[START OF Exercise material]

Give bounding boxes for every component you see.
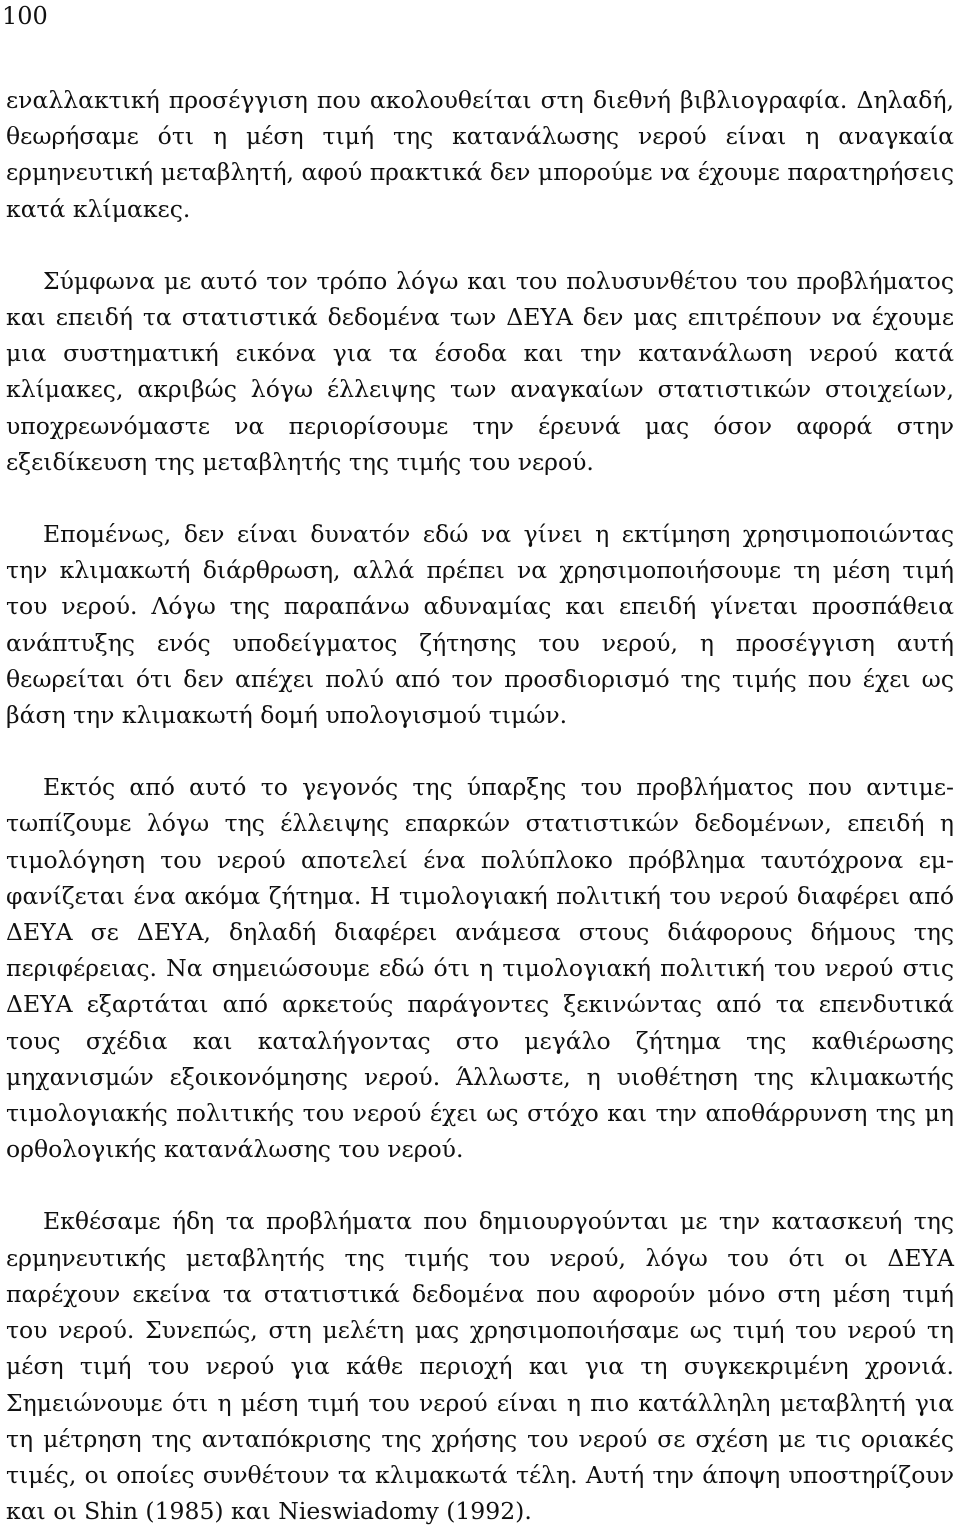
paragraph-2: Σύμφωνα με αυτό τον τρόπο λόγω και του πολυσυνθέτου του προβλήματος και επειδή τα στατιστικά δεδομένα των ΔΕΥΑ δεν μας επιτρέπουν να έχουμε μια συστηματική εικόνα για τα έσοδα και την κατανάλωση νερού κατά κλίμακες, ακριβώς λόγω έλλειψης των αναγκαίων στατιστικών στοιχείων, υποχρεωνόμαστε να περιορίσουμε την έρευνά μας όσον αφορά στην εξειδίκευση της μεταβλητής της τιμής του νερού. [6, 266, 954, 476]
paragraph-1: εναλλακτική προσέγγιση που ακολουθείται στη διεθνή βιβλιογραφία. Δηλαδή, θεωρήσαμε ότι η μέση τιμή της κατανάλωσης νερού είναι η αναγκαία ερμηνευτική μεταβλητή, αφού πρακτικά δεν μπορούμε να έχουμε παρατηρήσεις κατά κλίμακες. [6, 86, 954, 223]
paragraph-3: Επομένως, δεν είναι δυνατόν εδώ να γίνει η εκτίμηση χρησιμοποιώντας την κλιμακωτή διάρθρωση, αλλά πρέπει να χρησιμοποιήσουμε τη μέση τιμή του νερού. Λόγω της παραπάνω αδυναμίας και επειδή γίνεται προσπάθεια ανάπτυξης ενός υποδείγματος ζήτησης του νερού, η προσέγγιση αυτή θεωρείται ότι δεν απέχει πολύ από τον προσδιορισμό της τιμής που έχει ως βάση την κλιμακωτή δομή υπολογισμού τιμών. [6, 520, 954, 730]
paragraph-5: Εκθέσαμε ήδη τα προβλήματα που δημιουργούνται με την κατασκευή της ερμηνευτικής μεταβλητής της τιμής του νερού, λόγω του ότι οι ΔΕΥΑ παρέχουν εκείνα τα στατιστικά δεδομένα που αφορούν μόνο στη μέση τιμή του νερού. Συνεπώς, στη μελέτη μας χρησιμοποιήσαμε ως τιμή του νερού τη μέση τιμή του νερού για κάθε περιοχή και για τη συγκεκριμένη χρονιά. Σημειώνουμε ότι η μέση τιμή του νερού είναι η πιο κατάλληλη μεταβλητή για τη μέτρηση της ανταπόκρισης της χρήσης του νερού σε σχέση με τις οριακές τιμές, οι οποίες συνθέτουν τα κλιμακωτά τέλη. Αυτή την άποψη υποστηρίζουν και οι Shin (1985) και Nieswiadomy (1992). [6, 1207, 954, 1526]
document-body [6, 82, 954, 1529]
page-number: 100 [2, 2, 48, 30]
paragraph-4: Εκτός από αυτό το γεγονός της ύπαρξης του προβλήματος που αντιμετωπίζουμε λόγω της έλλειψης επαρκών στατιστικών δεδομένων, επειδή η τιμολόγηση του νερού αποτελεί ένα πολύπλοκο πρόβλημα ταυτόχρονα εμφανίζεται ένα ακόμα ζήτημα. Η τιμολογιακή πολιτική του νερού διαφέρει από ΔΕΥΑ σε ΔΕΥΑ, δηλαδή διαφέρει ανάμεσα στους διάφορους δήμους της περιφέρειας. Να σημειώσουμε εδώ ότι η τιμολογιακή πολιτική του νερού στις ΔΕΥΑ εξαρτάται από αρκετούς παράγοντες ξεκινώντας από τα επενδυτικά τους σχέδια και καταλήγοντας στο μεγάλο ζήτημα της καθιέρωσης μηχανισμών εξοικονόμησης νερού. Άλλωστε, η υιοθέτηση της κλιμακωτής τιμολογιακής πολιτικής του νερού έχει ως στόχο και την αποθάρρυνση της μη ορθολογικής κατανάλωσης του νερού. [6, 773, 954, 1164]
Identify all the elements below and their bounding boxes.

[END OF Exercise material]

Task brief:
Can you retype all of the lines above word for word, leaving the pictures out?

Response:
Give bounding boxes for every component you see.
paragraph-2: Σύμφωνα με αυτό τον τρόπο λόγω και του πολυσυνθέτου του προβλήματος και επειδή τα στατιστικά δεδομένα των ΔΕΥΑ δεν μας επιτρέπουν να έχουμε μια συστηματική εικόνα για τα έσοδα και την κατανάλωση νερού κατά κλίμακες, ακριβώς λόγω έλλειψης των αναγκαίων στατιστικών στοιχείων, υποχρεωνόμαστε να περιορίσουμε την έρευνά μας όσον αφορά στην εξειδίκευση της μεταβλητής της τιμής του νερού. [6, 266, 954, 476]
paragraph-1: εναλλακτική προσέγγιση που ακολουθείται στη διεθνή βιβλιογραφία. Δηλαδή, θεωρήσαμε ότι η μέση τιμή της κατανάλωσης νερού είναι η αναγκαία ερμηνευτική μεταβλητή, αφού πρακτικά δεν μπορούμε να έχουμε παρατηρήσεις κατά κλίμακες. [6, 86, 954, 223]
paragraph-3: Επομένως, δεν είναι δυνατόν εδώ να γίνει η εκτίμηση χρησιμοποιώντας την κλιμακωτή διάρθρωση, αλλά πρέπει να χρησιμοποιήσουμε τη μέση τιμή του νερού. Λόγω της παραπάνω αδυναμίας και επειδή γίνεται προσπάθεια ανάπτυξης ενός υποδείγματος ζήτησης του νερού, η προσέγγιση αυτή θεωρείται ότι δεν απέχει πολύ από τον προσδιορισμό της τιμής που έχει ως βάση την κλιμακωτή δομή υπολογισμού τιμών. [6, 520, 954, 730]
paragraph-5: Εκθέσαμε ήδη τα προβλήματα που δημιουργούνται με την κατασκευή της ερμηνευτικής μεταβλητής της τιμής του νερού, λόγω του ότι οι ΔΕΥΑ παρέχουν εκείνα τα στατιστικά δεδομένα που αφορούν μόνο στη μέση τιμή του νερού. Συνεπώς, στη μελέτη μας χρησιμοποιήσαμε ως τιμή του νερού τη μέση τιμή του νερού για κάθε περιοχή και για τη συγκεκριμένη χρονιά. Σημειώνουμε ότι η μέση τιμή του νερού είναι η πιο κατάλληλη μεταβλητή για τη μέτρηση της ανταπόκρισης της χρήσης του νερού σε σχέση με τις οριακές τιμές, οι οποίες συνθέτουν τα κλιμακωτά τέλη. Αυτή την άποψη υποστηρίζουν και οι Shin (1985) και Nieswiadomy (1992). [6, 1207, 954, 1526]
document-body [6, 82, 954, 1529]
page-number: 100 [2, 2, 48, 30]
paragraph-4: Εκτός από αυτό το γεγονός της ύπαρξης του προβλήματος που αντιμετωπίζουμε λόγω της έλλειψης επαρκών στατιστικών δεδομένων, επειδή η τιμολόγηση του νερού αποτελεί ένα πολύπλοκο πρόβλημα ταυτόχρονα εμφανίζεται ένα ακόμα ζήτημα. Η τιμολογιακή πολιτική του νερού διαφέρει από ΔΕΥΑ σε ΔΕΥΑ, δηλαδή διαφέρει ανάμεσα στους διάφορους δήμους της περιφέρειας. Να σημειώσουμε εδώ ότι η τιμολογιακή πολιτική του νερού στις ΔΕΥΑ εξαρτάται από αρκετούς παράγοντες ξεκινώντας από τα επενδυτικά τους σχέδια και καταλήγοντας στο μεγάλο ζήτημα της καθιέρωσης μηχανισμών εξοικονόμησης νερού. Άλλωστε, η υιοθέτηση της κλιμακωτής τιμολογιακής πολιτικής του νερού έχει ως στόχο και την αποθάρρυνση της μη ορθολογικής κατανάλωσης του νερού. [6, 773, 954, 1164]
Identify all the elements below and their bounding boxes.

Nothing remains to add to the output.